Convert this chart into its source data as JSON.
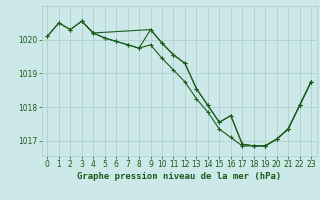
{
  "background_color": "#cce8e8",
  "grid_color": "#aacccc",
  "line_color": "#1a5c1a",
  "title": "Graphe pression niveau de la mer (hPa)",
  "xlim": [
    -0.5,
    23.5
  ],
  "ylim": [
    1016.55,
    1021.0
  ],
  "yticks": [
    1017,
    1018,
    1019,
    1020
  ],
  "xticks": [
    0,
    1,
    2,
    3,
    4,
    5,
    6,
    7,
    8,
    9,
    10,
    11,
    12,
    13,
    14,
    15,
    16,
    17,
    18,
    19,
    20,
    21,
    22,
    23
  ],
  "line_width": 0.8,
  "marker": "+",
  "marker_size": 3,
  "marker_edge_width": 0.8,
  "font_size_ticks": 5.5,
  "font_size_title": 6.5,
  "series1_x": [
    0,
    1,
    2,
    3,
    4,
    5,
    6,
    7,
    8,
    9,
    10,
    11,
    12,
    13,
    14,
    15,
    16,
    17,
    18,
    19,
    20,
    21,
    22,
    23
  ],
  "series1_y": [
    1020.1,
    1020.5,
    1020.3,
    1020.55,
    1020.2,
    1020.05,
    1019.95,
    1019.85,
    1019.75,
    1020.3,
    1019.9,
    1019.55,
    1019.3,
    1018.55,
    1018.05,
    1017.55,
    1017.75,
    1016.9,
    1016.85,
    1016.85,
    1017.05,
    1017.35,
    1018.05,
    1018.75
  ],
  "series2_x": [
    0,
    1,
    2,
    3,
    4,
    9,
    10,
    11,
    12,
    13,
    14,
    15,
    16,
    17,
    18,
    19,
    20,
    21,
    22,
    23
  ],
  "series2_y": [
    1020.1,
    1020.5,
    1020.3,
    1020.55,
    1020.2,
    1020.3,
    1019.9,
    1019.55,
    1019.3,
    1018.55,
    1018.05,
    1017.55,
    1017.75,
    1016.9,
    1016.85,
    1016.85,
    1017.05,
    1017.35,
    1018.05,
    1018.75
  ],
  "series3_x": [
    3,
    4,
    5,
    6,
    7,
    8,
    9,
    10,
    11,
    12,
    13,
    14,
    15,
    16,
    17,
    18,
    19,
    20,
    21,
    22,
    23
  ],
  "series3_y": [
    1020.55,
    1020.2,
    1020.05,
    1019.95,
    1019.85,
    1019.75,
    1019.85,
    1019.45,
    1019.1,
    1018.75,
    1018.25,
    1017.85,
    1017.35,
    1017.1,
    1016.85,
    1016.85,
    1016.85,
    1017.05,
    1017.35,
    1018.05,
    1018.75
  ]
}
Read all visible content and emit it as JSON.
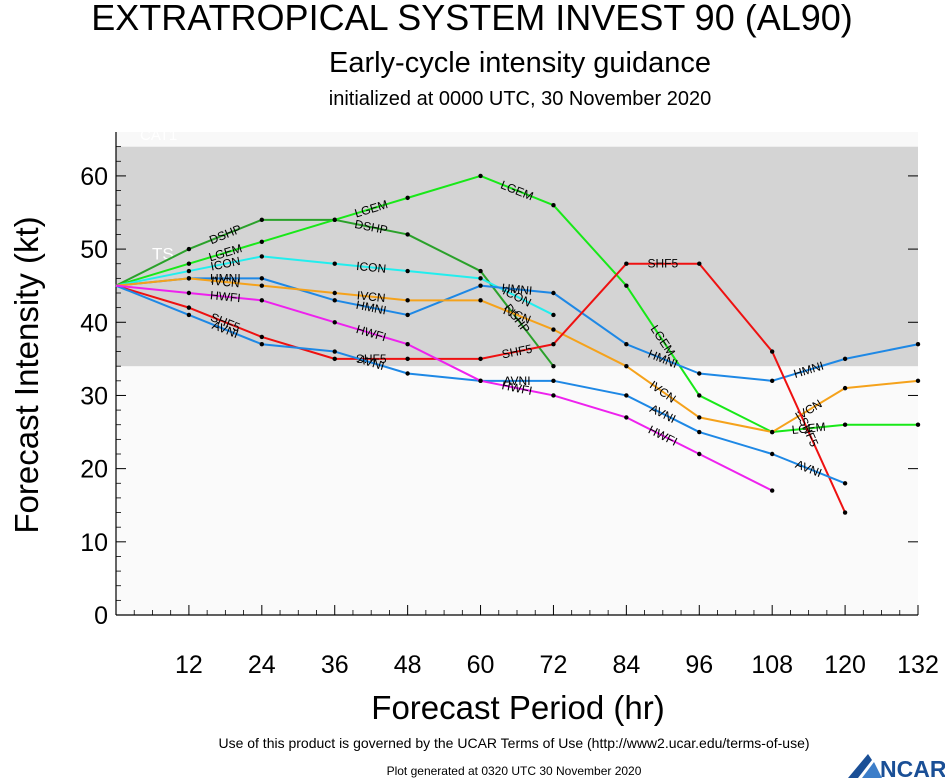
{
  "footer": {
    "terms": "Use of this product is governed by the UCAR Terms of Use (http://www2.ucar.edu/terms-of-use)",
    "generated": "Plot generated at 0320 UTC   30 November 2020",
    "logo": "NCAR"
  },
  "chart_data": {
    "type": "line",
    "title": "EXTRATROPICAL SYSTEM INVEST 90 (AL90)",
    "subtitle": "Early-cycle intensity guidance",
    "subtitle2": "initialized at 0000 UTC, 30 November 2020",
    "xlabel": "Forecast Period (hr)",
    "ylabel": "Forecast Intensity (kt)",
    "xlim": [
      0,
      132
    ],
    "ylim": [
      0,
      66
    ],
    "xticks": [
      12,
      24,
      36,
      48,
      60,
      72,
      84,
      96,
      108,
      120,
      132
    ],
    "yticks": [
      0,
      10,
      20,
      30,
      40,
      50,
      60
    ],
    "bands": [
      {
        "label": "TS",
        "from": 34,
        "to": 64,
        "color": "#d4d4d4"
      },
      {
        "label": "CAT1",
        "from": 64,
        "to": 66,
        "color": "#f8f8f8"
      }
    ],
    "series": [
      {
        "name": "DSHP",
        "color": "#2aa12a",
        "x": [
          0,
          12,
          24,
          36,
          48,
          60,
          72
        ],
        "y": [
          45,
          50,
          54,
          54,
          52,
          47,
          34
        ]
      },
      {
        "name": "LGEM",
        "color": "#18e818",
        "x": [
          0,
          12,
          24,
          36,
          48,
          60,
          72,
          84,
          96,
          108,
          120,
          132
        ],
        "y": [
          45,
          48,
          51,
          54,
          57,
          60,
          56,
          45,
          30,
          25,
          26,
          26
        ]
      },
      {
        "name": "ICON",
        "color": "#22eeee",
        "x": [
          0,
          12,
          24,
          36,
          48,
          60,
          72
        ],
        "y": [
          45,
          47,
          49,
          48,
          47,
          46,
          41
        ]
      },
      {
        "name": "HMNI",
        "color": "#1e88e5",
        "x": [
          0,
          12,
          24,
          36,
          48,
          60,
          72,
          84,
          96,
          108,
          120,
          132
        ],
        "y": [
          45,
          46,
          46,
          43,
          41,
          45,
          44,
          37,
          33,
          32,
          35,
          37
        ]
      },
      {
        "name": "IVCN",
        "color": "#f5a21b",
        "x": [
          0,
          12,
          24,
          36,
          48,
          60,
          72,
          84,
          96,
          108,
          120,
          132
        ],
        "y": [
          45,
          46,
          45,
          44,
          43,
          43,
          39,
          34,
          27,
          25,
          31,
          32
        ]
      },
      {
        "name": "SHF5",
        "color": "#ee1111",
        "x": [
          0,
          12,
          24,
          36,
          48,
          60,
          72,
          84,
          96,
          108,
          120
        ],
        "y": [
          45,
          42,
          38,
          35,
          35,
          35,
          37,
          48,
          48,
          36,
          14
        ]
      },
      {
        "name": "AVNI",
        "color": "#1e88e5",
        "x": [
          0,
          12,
          24,
          36,
          48,
          60,
          72,
          84,
          96,
          108,
          120
        ],
        "y": [
          45,
          41,
          37,
          36,
          33,
          32,
          32,
          30,
          25,
          22,
          18
        ]
      },
      {
        "name": "HWFI",
        "color": "#ee22ee",
        "x": [
          0,
          12,
          24,
          36,
          48,
          60,
          72,
          84,
          96,
          108
        ],
        "y": [
          45,
          44,
          43,
          40,
          37,
          32,
          30,
          27,
          22,
          17
        ]
      }
    ]
  }
}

..........

**Set exercise:**
Transcribe all the records above word for word, without their images.

**Result of this exercise:**
Convert this chart into its source data as JSON.
{
  "background_color": "#cce8e8",
  "grid_color": "#aacccc",
  "line_color": "#1a5c1a",
  "title": "Graphe pression niveau de la mer (hPa)",
  "xlim": [
    -0.5,
    23.5
  ],
  "ylim": [
    1016.55,
    1021.0
  ],
  "yticks": [
    1017,
    1018,
    1019,
    1020
  ],
  "xticks": [
    0,
    1,
    2,
    3,
    4,
    5,
    6,
    7,
    8,
    9,
    10,
    11,
    12,
    13,
    14,
    15,
    16,
    17,
    18,
    19,
    20,
    21,
    22,
    23
  ],
  "line_width": 0.8,
  "marker": "+",
  "marker_size": 3,
  "marker_edge_width": 0.8,
  "font_size_ticks": 5.5,
  "font_size_title": 6.5,
  "series1_x": [
    0,
    1,
    2,
    3,
    4,
    5,
    6,
    7,
    8,
    9,
    10,
    11,
    12,
    13,
    14,
    15,
    16,
    17,
    18,
    19,
    20,
    21,
    22,
    23
  ],
  "series1_y": [
    1020.1,
    1020.5,
    1020.3,
    1020.55,
    1020.2,
    1020.05,
    1019.95,
    1019.85,
    1019.75,
    1020.3,
    1019.9,
    1019.55,
    1019.3,
    1018.55,
    1018.05,
    1017.55,
    1017.75,
    1016.9,
    1016.85,
    1016.85,
    1017.05,
    1017.35,
    1018.05,
    1018.75
  ],
  "series2_x": [
    0,
    1,
    2,
    3,
    4,
    9,
    10,
    11,
    12,
    13,
    14,
    15,
    16,
    17,
    18,
    19,
    20,
    21,
    22,
    23
  ],
  "series2_y": [
    1020.1,
    1020.5,
    1020.3,
    1020.55,
    1020.2,
    1020.3,
    1019.9,
    1019.55,
    1019.3,
    1018.55,
    1018.05,
    1017.55,
    1017.75,
    1016.9,
    1016.85,
    1016.85,
    1017.05,
    1017.35,
    1018.05,
    1018.75
  ],
  "series3_x": [
    3,
    4,
    5,
    6,
    7,
    8,
    9,
    10,
    11,
    12,
    13,
    14,
    15,
    16,
    17,
    18,
    19,
    20,
    21,
    22,
    23
  ],
  "series3_y": [
    1020.55,
    1020.2,
    1020.05,
    1019.95,
    1019.85,
    1019.75,
    1019.85,
    1019.45,
    1019.1,
    1018.75,
    1018.25,
    1017.85,
    1017.35,
    1017.1,
    1016.85,
    1016.85,
    1016.85,
    1017.05,
    1017.35,
    1018.05,
    1018.75
  ]
}
Read all visible content and emit it as JSON.
{
  "footer": {
    "terms": "Use of this product is governed by the UCAR Terms of Use (http://www2.ucar.edu/terms-of-use)",
    "generated": "Plot generated at 0320 UTC   30 November 2020",
    "logo": "NCAR"
  },
  "chart_data": {
    "type": "line",
    "title": "EXTRATROPICAL SYSTEM INVEST 90 (AL90)",
    "subtitle": "Early-cycle intensity guidance",
    "subtitle2": "initialized at 0000 UTC, 30 November 2020",
    "xlabel": "Forecast Period (hr)",
    "ylabel": "Forecast Intensity (kt)",
    "xlim": [
      0,
      132
    ],
    "ylim": [
      0,
      66
    ],
    "xticks": [
      12,
      24,
      36,
      48,
      60,
      72,
      84,
      96,
      108,
      120,
      132
    ],
    "yticks": [
      0,
      10,
      20,
      30,
      40,
      50,
      60
    ],
    "bands": [
      {
        "label": "TS",
        "from": 34,
        "to": 64,
        "color": "#d4d4d4"
      },
      {
        "label": "CAT1",
        "from": 64,
        "to": 66,
        "color": "#f8f8f8"
      }
    ],
    "series": [
      {
        "name": "DSHP",
        "color": "#2aa12a",
        "x": [
          0,
          12,
          24,
          36,
          48,
          60,
          72
        ],
        "y": [
          45,
          50,
          54,
          54,
          52,
          47,
          34
        ]
      },
      {
        "name": "LGEM",
        "color": "#18e818",
        "x": [
          0,
          12,
          24,
          36,
          48,
          60,
          72,
          84,
          96,
          108,
          120,
          132
        ],
        "y": [
          45,
          48,
          51,
          54,
          57,
          60,
          56,
          45,
          30,
          25,
          26,
          26
        ]
      },
      {
        "name": "ICON",
        "color": "#22eeee",
        "x": [
          0,
          12,
          24,
          36,
          48,
          60,
          72
        ],
        "y": [
          45,
          47,
          49,
          48,
          47,
          46,
          41
        ]
      },
      {
        "name": "HMNI",
        "color": "#1e88e5",
        "x": [
          0,
          12,
          24,
          36,
          48,
          60,
          72,
          84,
          96,
          108,
          120,
          132
        ],
        "y": [
          45,
          46,
          46,
          43,
          41,
          45,
          44,
          37,
          33,
          32,
          35,
          37
        ]
      },
      {
        "name": "IVCN",
        "color": "#f5a21b",
        "x": [
          0,
          12,
          24,
          36,
          48,
          60,
          72,
          84,
          96,
          108,
          120,
          132
        ],
        "y": [
          45,
          46,
          45,
          44,
          43,
          43,
          39,
          34,
          27,
          25,
          31,
          32
        ]
      },
      {
        "name": "SHF5",
        "color": "#ee1111",
        "x": [
          0,
          12,
          24,
          36,
          48,
          60,
          72,
          84,
          96,
          108,
          120
        ],
        "y": [
          45,
          42,
          38,
          35,
          35,
          35,
          37,
          48,
          48,
          36,
          14
        ]
      },
      {
        "name": "AVNI",
        "color": "#1e88e5",
        "x": [
          0,
          12,
          24,
          36,
          48,
          60,
          72,
          84,
          96,
          108,
          120
        ],
        "y": [
          45,
          41,
          37,
          36,
          33,
          32,
          32,
          30,
          25,
          22,
          18
        ]
      },
      {
        "name": "HWFI",
        "color": "#ee22ee",
        "x": [
          0,
          12,
          24,
          36,
          48,
          60,
          72,
          84,
          96,
          108
        ],
        "y": [
          45,
          44,
          43,
          40,
          37,
          32,
          30,
          27,
          22,
          17
        ]
      }
    ]
  }
}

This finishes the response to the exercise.